[Source data]
- - - - -
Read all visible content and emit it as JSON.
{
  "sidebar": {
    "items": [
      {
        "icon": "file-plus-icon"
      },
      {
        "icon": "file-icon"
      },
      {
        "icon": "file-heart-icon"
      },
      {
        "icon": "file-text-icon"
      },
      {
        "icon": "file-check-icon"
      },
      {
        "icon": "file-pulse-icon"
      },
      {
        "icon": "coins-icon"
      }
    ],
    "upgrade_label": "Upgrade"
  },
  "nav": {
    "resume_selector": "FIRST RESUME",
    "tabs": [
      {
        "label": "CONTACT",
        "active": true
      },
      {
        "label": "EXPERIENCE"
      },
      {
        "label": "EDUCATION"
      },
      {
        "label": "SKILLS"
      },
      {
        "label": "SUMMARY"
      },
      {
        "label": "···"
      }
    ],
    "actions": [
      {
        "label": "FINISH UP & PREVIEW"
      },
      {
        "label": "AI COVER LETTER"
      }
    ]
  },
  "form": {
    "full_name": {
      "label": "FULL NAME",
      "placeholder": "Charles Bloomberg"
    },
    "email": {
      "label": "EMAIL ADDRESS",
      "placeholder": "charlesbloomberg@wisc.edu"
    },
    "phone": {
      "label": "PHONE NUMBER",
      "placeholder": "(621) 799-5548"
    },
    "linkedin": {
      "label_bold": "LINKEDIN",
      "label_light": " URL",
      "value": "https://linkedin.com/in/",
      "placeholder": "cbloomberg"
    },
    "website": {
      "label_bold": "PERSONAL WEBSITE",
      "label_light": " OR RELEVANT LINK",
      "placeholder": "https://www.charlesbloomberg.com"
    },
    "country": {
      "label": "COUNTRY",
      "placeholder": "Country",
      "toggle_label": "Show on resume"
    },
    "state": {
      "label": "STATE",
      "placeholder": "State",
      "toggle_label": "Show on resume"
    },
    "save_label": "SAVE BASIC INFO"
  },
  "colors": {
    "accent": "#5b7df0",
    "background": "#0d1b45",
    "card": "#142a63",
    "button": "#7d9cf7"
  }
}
- - - - -
_INSTRUCTIONS FOR THE TASK_
Retype the material in full, character for character.

_TASK OUTPUT_
Read all visible content and emit it as JSON.
{
  "sidebar": {
    "items": [
      {
        "icon": "file-plus-icon"
      },
      {
        "icon": "file-icon"
      },
      {
        "icon": "file-heart-icon"
      },
      {
        "icon": "file-text-icon"
      },
      {
        "icon": "file-check-icon"
      },
      {
        "icon": "file-pulse-icon"
      },
      {
        "icon": "coins-icon"
      }
    ],
    "upgrade_label": "Upgrade"
  },
  "nav": {
    "resume_selector": "FIRST RESUME",
    "tabs": [
      {
        "label": "CONTACT",
        "active": true
      },
      {
        "label": "EXPERIENCE"
      },
      {
        "label": "EDUCATION"
      },
      {
        "label": "SKILLS"
      },
      {
        "label": "SUMMARY"
      },
      {
        "label": "···"
      }
    ],
    "actions": [
      {
        "label": "FINISH UP & PREVIEW"
      },
      {
        "label": "AI COVER LETTER"
      }
    ]
  },
  "form": {
    "full_name": {
      "label": "FULL NAME",
      "placeholder": "Charles Bloomberg"
    },
    "email": {
      "label": "EMAIL ADDRESS",
      "placeholder": "charlesbloomberg@wisc.edu"
    },
    "phone": {
      "label": "PHONE NUMBER",
      "placeholder": "(621) 799-5548"
    },
    "linkedin": {
      "label_bold": "LINKEDIN",
      "label_light": " URL",
      "value": "https://linkedin.com/in/",
      "placeholder": "cbloomberg"
    },
    "website": {
      "label_bold": "PERSONAL WEBSITE",
      "label_light": " OR RELEVANT LINK",
      "placeholder": "https://www.charlesbloomberg.com"
    },
    "country": {
      "label": "COUNTRY",
      "placeholder": "Country",
      "toggle_label": "Show on resume"
    },
    "state": {
      "label": "STATE",
      "placeholder": "State",
      "toggle_label": "Show on resume"
    },
    "save_label": "SAVE BASIC INFO"
  },
  "colors": {
    "accent": "#5b7df0",
    "background": "#0d1b45",
    "card": "#142a63",
    "button": "#7d9cf7"
  }
}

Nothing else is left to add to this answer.